◆ Exercise directions
Your task is to locate every line holding the string "update" and to copy each of them.

_ _ _ _ _

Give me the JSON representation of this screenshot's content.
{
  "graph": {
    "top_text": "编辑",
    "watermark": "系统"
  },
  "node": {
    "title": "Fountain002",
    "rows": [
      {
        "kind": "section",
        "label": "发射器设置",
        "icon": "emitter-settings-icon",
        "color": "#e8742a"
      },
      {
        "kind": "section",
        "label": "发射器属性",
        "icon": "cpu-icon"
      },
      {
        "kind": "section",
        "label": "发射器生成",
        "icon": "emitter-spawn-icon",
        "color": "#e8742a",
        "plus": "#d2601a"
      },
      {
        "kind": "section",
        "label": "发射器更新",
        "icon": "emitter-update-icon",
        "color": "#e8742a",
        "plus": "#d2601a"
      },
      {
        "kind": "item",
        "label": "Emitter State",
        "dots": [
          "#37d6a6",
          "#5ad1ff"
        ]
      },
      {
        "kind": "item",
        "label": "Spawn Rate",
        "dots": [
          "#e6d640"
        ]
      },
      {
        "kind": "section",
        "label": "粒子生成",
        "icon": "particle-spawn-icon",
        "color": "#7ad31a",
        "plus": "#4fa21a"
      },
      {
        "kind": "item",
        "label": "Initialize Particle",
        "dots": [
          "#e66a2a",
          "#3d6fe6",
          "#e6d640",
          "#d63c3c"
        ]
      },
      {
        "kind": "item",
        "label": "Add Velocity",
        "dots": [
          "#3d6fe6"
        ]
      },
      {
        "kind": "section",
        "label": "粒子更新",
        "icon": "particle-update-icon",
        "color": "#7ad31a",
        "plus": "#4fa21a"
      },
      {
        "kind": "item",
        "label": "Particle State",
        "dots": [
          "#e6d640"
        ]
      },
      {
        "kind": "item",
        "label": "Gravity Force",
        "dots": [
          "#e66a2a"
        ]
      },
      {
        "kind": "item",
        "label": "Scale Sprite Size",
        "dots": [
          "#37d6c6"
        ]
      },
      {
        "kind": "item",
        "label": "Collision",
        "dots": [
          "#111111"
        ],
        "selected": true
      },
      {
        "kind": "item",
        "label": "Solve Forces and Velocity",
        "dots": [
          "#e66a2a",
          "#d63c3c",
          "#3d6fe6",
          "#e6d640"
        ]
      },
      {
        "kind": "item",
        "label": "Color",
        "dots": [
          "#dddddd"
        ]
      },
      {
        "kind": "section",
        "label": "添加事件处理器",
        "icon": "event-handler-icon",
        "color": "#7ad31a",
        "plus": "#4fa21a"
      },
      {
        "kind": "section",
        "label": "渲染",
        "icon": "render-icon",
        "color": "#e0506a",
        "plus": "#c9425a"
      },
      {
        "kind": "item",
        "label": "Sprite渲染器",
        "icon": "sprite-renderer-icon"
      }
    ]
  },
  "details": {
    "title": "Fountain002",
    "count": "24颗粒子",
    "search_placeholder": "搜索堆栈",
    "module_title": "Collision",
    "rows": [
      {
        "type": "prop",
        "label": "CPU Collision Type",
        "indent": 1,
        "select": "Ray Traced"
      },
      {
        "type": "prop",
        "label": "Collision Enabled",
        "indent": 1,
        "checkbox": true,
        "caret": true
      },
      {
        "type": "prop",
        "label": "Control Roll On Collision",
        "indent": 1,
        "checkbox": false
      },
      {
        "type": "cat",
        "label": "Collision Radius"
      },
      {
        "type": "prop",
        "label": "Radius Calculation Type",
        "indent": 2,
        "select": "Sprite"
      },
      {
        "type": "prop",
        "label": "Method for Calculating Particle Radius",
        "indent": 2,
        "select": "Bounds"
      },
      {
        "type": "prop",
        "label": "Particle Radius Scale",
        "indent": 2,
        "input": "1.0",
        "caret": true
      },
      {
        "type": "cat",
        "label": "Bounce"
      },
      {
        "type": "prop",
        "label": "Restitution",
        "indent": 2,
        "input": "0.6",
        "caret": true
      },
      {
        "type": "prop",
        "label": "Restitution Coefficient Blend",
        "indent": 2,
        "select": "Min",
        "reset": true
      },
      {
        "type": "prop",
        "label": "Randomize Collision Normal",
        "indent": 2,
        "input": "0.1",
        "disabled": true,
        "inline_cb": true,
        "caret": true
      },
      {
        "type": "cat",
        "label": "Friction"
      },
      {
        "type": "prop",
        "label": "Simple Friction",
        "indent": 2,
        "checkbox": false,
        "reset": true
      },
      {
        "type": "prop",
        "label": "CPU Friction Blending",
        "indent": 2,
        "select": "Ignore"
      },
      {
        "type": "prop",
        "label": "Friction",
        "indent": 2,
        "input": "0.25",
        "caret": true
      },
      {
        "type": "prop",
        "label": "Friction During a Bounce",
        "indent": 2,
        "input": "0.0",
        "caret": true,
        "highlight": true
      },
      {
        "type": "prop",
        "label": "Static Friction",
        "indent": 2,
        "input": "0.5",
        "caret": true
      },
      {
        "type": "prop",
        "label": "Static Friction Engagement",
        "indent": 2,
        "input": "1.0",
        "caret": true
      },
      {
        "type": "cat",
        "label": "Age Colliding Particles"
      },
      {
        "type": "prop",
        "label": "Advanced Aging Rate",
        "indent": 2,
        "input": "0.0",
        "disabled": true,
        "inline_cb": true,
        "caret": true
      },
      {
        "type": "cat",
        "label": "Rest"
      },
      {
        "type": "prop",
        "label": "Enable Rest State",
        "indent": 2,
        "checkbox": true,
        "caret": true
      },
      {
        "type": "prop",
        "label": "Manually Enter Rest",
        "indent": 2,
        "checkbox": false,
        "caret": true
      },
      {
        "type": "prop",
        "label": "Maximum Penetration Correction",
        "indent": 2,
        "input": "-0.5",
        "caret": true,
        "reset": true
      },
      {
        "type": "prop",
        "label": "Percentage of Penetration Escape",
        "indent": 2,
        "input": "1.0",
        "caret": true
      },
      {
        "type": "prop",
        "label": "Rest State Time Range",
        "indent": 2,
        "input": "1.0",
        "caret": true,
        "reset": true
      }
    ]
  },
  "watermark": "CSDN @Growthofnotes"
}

_ _ _ _ _

◆ The reply
        "icon": "emitter-update-icon",
        "icon": "particle-update-icon",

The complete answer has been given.